> _Task brief_
Set down the material once more, exactly as it appears.

[Stored entries]
+--

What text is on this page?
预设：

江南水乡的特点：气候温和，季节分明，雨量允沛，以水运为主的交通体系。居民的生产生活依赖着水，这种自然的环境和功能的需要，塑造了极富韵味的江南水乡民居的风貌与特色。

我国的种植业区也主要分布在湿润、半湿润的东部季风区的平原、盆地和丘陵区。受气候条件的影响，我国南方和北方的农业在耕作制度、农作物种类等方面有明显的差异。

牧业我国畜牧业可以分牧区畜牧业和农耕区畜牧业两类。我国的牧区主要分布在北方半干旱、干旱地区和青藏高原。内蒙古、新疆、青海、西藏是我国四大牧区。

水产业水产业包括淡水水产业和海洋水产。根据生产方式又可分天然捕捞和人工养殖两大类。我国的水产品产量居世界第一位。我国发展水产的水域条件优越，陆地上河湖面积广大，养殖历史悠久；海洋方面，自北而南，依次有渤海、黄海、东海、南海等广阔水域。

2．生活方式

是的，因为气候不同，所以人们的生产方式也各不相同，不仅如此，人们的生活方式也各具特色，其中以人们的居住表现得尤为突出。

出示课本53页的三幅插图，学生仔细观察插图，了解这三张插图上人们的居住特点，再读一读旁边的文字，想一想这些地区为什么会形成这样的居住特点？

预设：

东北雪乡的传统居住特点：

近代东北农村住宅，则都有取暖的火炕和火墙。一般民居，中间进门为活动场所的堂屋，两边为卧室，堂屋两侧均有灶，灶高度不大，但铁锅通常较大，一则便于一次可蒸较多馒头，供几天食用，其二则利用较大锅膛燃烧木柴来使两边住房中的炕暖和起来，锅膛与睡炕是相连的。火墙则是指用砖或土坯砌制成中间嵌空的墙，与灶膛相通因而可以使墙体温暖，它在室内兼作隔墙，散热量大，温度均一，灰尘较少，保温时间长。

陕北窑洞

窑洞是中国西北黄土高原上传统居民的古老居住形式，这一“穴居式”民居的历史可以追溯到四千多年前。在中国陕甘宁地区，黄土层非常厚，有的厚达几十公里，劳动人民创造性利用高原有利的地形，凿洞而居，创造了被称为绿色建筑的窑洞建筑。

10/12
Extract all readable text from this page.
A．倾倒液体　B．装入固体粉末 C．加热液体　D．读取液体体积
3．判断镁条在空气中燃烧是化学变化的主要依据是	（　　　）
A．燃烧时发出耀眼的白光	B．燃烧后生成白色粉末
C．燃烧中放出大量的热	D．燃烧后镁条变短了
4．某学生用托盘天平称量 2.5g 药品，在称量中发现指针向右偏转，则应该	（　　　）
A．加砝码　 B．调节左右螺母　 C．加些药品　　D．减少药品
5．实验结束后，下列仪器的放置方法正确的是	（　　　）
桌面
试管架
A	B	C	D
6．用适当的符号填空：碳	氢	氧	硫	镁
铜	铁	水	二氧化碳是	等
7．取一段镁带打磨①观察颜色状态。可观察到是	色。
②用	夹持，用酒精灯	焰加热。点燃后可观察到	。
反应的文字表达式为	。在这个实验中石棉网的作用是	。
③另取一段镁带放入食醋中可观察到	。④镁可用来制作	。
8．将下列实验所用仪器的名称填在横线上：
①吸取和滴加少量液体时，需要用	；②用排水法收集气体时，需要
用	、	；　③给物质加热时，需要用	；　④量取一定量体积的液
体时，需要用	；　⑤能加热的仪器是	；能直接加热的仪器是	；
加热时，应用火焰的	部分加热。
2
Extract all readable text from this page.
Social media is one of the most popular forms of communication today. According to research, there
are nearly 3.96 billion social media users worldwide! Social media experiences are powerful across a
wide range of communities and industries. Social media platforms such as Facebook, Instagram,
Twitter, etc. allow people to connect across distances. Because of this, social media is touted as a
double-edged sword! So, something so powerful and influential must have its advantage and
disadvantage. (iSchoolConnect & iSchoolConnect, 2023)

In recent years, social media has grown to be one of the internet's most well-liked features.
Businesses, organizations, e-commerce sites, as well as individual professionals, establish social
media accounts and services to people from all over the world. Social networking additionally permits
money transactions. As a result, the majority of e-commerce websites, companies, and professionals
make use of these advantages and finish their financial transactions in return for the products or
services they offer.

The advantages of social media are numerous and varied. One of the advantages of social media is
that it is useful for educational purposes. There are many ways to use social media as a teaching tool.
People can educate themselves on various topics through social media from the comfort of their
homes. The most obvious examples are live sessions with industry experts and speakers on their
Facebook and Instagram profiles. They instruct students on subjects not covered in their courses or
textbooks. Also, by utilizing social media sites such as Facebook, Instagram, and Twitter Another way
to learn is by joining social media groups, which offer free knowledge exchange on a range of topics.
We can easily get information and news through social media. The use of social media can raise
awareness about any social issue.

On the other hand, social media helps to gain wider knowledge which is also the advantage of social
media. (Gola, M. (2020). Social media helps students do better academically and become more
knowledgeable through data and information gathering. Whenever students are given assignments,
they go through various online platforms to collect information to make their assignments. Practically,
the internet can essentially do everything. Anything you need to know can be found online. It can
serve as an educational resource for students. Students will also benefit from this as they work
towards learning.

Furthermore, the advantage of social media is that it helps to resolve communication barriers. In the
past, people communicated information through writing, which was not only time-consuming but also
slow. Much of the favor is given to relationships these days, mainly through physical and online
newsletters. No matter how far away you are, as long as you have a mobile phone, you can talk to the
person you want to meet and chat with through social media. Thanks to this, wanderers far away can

+--

> _Exercise response_
What text is on this page?
预设：

江南水乡的特点：气候温和，季节分明，雨量允沛，以水运为主的交通体系。居民的生产生活依赖着水，这种自然的环境和功能的需要，塑造了极富韵味的江南水乡民居的风貌与特色。

我国的种植业区也主要分布在湿润、半湿润的东部季风区的平原、盆地和丘陵区。受气候条件的影响，我国南方和北方的农业在耕作制度、农作物种类等方面有明显的差异。

牧业我国畜牧业可以分牧区畜牧业和农耕区畜牧业两类。我国的牧区主要分布在北方半干旱、干旱地区和青藏高原。内蒙古、新疆、青海、西藏是我国四大牧区。

水产业水产业包括淡水水产业和海洋水产。根据生产方式又可分天然捕捞和人工养殖两大类。我国的水产品产量居世界第一位。我国发展水产的水域条件优越，陆地上河湖面积广大，养殖历史悠久；海洋方面，自北而南，依次有渤海、黄海、东海、南海等广阔水域。

2．生活方式

是的，因为气候不同，所以人们的生产方式也各不相同，不仅如此，人们的生活方式也各具特色，其中以人们的居住表现得尤为突出。

出示课本53页的三幅插图，学生仔细观察插图，了解这三张插图上人们的居住特点，再读一读旁边的文字，想一想这些地区为什么会形成这样的居住特点？

预设：

东北雪乡的传统居住特点：

近代东北农村住宅，则都有取暖的火炕和火墙。一般民居，中间进门为活动场所的堂屋，两边为卧室，堂屋两侧均有灶，灶高度不大，但铁锅通常较大，一则便于一次可蒸较多馒头，供几天食用，其二则利用较大锅膛燃烧木柴来使两边住房中的炕暖和起来，锅膛与睡炕是相连的。火墙则是指用砖或土坯砌制成中间嵌空的墙，与灶膛相通因而可以使墙体温暖，它在室内兼作隔墙，散热量大，温度均一，灰尘较少，保温时间长。

陕北窑洞

窑洞是中国西北黄土高原上传统居民的古老居住形式，这一“穴居式”民居的历史可以追溯到四千多年前。在中国陕甘宁地区，黄土层非常厚，有的厚达几十公里，劳动人民创造性利用高原有利的地形，凿洞而居，创造了被称为绿色建筑的窑洞建筑。

10/12
Extract all readable text from this page.
A．倾倒液体　B．装入固体粉末 C．加热液体　D．读取液体体积
3．判断镁条在空气中燃烧是化学变化的主要依据是	（　　　）
A．燃烧时发出耀眼的白光	B．燃烧后生成白色粉末
C．燃烧中放出大量的热	D．燃烧后镁条变短了
4．某学生用托盘天平称量 2.5g 药品，在称量中发现指针向右偏转，则应该	（　　　）
A．加砝码　 B．调节左右螺母　 C．加些药品　　D．减少药品
5．实验结束后，下列仪器的放置方法正确的是	（　　　）
桌面
试管架
A	B	C	D
6．用适当的符号填空：碳	氢	氧	硫	镁
铜	铁	水	二氧化碳是	等
7．取一段镁带打磨①观察颜色状态。可观察到是	色。
②用	夹持，用酒精灯	焰加热。点燃后可观察到	。
反应的文字表达式为	。在这个实验中石棉网的作用是	。
③另取一段镁带放入食醋中可观察到	。④镁可用来制作	。
8．将下列实验所用仪器的名称填在横线上：
①吸取和滴加少量液体时，需要用	；②用排水法收集气体时，需要
用	、	；　③给物质加热时，需要用	；　④量取一定量体积的液
体时，需要用	；　⑤能加热的仪器是	；能直接加热的仪器是	；
加热时，应用火焰的	部分加热。
2
Extract all readable text from this page.
Social media is one of the most popular forms of communication today. According to research, there
are nearly 3.96 billion social media users worldwide! Social media experiences are powerful across a
wide range of communities and industries. Social media platforms such as Facebook, Instagram,
Twitter, etc. allow people to connect across distances. Because of this, social media is touted as a
double-edged sword! So, something so powerful and influential must have its advantage and
disadvantage. (iSchoolConnect & iSchoolConnect, 2023)

In recent years, social media has grown to be one of the internet's most well-liked features.
Businesses, organizations, e-commerce sites, as well as individual professionals, establish social
media accounts and services to people from all over the world. Social networking additionally permits
money transactions. As a result, the majority of e-commerce websites, companies, and professionals
make use of these advantages and finish their financial transactions in return for the products or
services they offer.

The advantages of social media are numerous and varied. One of the advantages of social media is
that it is useful for educational purposes. There are many ways to use social media as a teaching tool.
People can educate themselves on various topics through social media from the comfort of their
homes. The most obvious examples are live sessions with industry experts and speakers on their
Facebook and Instagram profiles. They instruct students on subjects not covered in their courses or
textbooks. Also, by utilizing social media sites such as Facebook, Instagram, and Twitter Another way
to learn is by joining social media groups, which offer free knowledge exchange on a range of topics.
We can easily get information and news through social media. The use of social media can raise
awareness about any social issue.

On the other hand, social media helps to gain wider knowledge which is also the advantage of social
media. (Gola, M. (2020). Social media helps students do better academically and become more
knowledgeable through data and information gathering. Whenever students are given assignments,
they go through various online platforms to collect information to make their assignments. Practically,
the internet can essentially do everything. Anything you need to know can be found online. It can
serve as an educational resource for students. Students will also benefit from this as they work
towards learning.

Furthermore, the advantage of social media is that it helps to resolve communication barriers. In the
past, people communicated information through writing, which was not only time-consuming but also
slow. Much of the favor is given to relationships these days, mainly through physical and online
newsletters. No matter how far away you are, as long as you have a mobile phone, you can talk to the
person you want to meet and chat with through social media. Thanks to this, wanderers far away can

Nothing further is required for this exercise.